TASK DATA
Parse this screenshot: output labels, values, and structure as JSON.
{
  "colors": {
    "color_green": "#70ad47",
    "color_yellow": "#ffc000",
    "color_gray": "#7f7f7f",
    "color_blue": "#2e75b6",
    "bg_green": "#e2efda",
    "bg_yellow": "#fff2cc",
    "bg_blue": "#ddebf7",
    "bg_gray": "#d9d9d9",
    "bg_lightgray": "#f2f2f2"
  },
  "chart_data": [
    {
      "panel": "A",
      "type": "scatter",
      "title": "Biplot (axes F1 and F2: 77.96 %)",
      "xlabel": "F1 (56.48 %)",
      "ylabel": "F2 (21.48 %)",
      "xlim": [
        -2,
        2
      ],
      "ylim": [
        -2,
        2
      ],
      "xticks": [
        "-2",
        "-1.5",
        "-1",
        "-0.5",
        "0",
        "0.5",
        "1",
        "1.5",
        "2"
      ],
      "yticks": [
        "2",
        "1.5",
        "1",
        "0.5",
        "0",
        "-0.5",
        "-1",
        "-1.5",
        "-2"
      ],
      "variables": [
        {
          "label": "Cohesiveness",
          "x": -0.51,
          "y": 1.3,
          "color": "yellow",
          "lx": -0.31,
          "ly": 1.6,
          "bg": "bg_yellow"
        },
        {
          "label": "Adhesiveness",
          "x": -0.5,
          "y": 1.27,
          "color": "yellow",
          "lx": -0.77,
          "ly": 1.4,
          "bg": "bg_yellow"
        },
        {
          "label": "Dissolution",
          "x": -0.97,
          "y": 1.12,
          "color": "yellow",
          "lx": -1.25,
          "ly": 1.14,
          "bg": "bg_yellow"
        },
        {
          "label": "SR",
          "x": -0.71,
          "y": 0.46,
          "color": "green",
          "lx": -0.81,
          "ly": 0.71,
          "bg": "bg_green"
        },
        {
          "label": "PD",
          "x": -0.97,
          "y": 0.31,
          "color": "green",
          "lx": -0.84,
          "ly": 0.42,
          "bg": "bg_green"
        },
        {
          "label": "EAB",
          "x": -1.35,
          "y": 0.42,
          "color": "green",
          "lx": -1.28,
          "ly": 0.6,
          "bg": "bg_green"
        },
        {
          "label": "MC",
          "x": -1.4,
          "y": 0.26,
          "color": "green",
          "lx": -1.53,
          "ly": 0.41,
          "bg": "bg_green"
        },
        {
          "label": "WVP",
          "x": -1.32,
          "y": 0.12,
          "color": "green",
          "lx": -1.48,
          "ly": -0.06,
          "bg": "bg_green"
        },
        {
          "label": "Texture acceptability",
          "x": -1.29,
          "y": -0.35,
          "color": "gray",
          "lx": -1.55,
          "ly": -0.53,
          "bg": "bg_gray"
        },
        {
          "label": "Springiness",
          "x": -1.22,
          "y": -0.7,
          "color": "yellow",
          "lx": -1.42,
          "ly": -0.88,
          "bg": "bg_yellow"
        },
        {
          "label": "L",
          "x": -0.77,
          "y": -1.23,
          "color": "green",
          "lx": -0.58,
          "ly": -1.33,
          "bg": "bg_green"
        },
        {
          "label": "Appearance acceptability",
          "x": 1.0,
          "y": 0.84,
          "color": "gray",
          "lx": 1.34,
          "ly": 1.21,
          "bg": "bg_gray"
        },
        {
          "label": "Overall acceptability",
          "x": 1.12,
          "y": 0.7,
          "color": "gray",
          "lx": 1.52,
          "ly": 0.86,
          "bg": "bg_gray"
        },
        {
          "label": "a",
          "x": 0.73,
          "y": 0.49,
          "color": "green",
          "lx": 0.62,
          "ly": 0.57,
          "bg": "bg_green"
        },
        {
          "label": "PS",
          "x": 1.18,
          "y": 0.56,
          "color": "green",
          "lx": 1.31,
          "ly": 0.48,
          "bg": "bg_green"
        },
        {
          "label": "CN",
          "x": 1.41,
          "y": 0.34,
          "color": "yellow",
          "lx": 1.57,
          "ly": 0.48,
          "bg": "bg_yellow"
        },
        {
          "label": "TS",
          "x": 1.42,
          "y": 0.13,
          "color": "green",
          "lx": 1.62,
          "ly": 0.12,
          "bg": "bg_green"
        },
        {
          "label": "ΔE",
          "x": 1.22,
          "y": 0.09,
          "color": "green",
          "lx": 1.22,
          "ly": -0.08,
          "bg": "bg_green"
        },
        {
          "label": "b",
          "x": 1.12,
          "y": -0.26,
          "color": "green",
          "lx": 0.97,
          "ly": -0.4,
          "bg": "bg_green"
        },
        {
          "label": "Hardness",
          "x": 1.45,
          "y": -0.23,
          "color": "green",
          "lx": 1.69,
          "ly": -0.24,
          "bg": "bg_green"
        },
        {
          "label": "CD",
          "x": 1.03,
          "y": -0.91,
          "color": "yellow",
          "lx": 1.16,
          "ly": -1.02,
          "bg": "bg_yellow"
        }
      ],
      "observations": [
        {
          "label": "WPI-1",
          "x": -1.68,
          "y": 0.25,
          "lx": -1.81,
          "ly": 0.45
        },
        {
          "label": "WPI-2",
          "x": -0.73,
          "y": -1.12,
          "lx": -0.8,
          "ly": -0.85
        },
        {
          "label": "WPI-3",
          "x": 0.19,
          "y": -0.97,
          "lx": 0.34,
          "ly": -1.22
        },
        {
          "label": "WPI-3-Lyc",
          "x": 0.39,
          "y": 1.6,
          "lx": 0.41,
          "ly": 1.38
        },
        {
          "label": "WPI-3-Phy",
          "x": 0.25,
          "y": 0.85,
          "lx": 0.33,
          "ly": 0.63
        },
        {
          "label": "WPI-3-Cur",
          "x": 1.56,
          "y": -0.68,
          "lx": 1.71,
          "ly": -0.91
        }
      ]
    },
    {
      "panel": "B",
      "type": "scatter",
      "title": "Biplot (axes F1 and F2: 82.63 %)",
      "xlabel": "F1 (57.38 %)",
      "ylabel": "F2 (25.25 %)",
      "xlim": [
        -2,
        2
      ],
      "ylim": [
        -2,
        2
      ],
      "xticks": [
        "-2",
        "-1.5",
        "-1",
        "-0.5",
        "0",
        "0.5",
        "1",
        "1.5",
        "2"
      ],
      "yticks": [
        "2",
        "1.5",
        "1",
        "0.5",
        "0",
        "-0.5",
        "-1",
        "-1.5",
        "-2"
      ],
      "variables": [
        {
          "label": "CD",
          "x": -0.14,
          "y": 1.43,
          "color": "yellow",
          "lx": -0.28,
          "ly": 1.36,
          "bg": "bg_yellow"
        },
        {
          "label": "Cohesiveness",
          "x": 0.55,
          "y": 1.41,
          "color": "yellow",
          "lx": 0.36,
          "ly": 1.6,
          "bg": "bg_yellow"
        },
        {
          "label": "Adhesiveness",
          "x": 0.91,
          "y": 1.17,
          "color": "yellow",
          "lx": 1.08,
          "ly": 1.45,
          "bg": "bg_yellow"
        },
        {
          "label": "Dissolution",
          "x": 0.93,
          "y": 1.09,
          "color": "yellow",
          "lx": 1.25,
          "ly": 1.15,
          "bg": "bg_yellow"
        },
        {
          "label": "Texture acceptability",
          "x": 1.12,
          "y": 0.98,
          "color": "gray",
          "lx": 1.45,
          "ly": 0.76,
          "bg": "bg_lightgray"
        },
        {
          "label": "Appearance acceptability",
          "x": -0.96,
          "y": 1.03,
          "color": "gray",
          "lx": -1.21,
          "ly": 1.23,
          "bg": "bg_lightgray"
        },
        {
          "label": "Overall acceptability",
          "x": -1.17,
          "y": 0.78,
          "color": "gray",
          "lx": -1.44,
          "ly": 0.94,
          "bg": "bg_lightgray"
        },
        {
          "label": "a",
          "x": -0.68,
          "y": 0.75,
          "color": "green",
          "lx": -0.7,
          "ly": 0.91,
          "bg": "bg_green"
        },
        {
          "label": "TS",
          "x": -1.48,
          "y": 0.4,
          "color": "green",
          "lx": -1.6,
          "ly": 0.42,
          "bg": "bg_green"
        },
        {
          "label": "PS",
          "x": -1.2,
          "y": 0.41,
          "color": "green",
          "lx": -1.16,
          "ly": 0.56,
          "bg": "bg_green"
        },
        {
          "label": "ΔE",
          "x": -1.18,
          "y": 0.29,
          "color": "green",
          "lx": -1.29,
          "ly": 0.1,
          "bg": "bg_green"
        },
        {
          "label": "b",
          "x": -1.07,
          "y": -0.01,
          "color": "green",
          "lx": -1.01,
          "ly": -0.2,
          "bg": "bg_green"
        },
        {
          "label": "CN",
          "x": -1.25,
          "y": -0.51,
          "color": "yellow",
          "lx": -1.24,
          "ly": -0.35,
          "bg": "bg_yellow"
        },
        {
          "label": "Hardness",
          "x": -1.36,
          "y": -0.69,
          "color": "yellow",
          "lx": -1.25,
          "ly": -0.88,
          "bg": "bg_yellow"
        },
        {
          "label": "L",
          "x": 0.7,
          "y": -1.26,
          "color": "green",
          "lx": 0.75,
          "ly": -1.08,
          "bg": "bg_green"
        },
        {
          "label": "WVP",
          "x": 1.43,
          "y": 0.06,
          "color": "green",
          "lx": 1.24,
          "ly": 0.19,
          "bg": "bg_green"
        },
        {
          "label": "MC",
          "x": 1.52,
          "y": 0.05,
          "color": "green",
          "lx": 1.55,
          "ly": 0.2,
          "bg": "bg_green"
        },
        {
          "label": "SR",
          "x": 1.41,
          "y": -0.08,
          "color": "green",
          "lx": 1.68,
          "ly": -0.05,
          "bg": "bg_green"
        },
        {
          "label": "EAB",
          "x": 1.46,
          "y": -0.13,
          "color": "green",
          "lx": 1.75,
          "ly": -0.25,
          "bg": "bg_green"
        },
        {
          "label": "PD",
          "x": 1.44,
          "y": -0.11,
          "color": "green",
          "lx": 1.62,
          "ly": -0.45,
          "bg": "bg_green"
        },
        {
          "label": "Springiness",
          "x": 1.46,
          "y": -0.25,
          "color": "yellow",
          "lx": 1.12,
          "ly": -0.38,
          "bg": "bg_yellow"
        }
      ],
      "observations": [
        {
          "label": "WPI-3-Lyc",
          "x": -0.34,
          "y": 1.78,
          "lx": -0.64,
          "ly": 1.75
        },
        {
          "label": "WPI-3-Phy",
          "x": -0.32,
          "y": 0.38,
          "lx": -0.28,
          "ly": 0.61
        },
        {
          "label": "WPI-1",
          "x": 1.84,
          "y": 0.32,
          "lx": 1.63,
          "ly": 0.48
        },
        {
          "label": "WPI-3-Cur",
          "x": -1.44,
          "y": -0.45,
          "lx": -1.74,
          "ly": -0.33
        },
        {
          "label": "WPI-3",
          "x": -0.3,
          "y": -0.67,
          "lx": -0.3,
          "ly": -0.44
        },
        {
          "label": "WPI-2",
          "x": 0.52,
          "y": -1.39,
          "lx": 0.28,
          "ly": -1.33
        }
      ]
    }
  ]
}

WHAT YOU NEED TO DO
Tell how many lines in the material contain the word "title". Only the number is wanted.

COMPLETE OUTPUT
2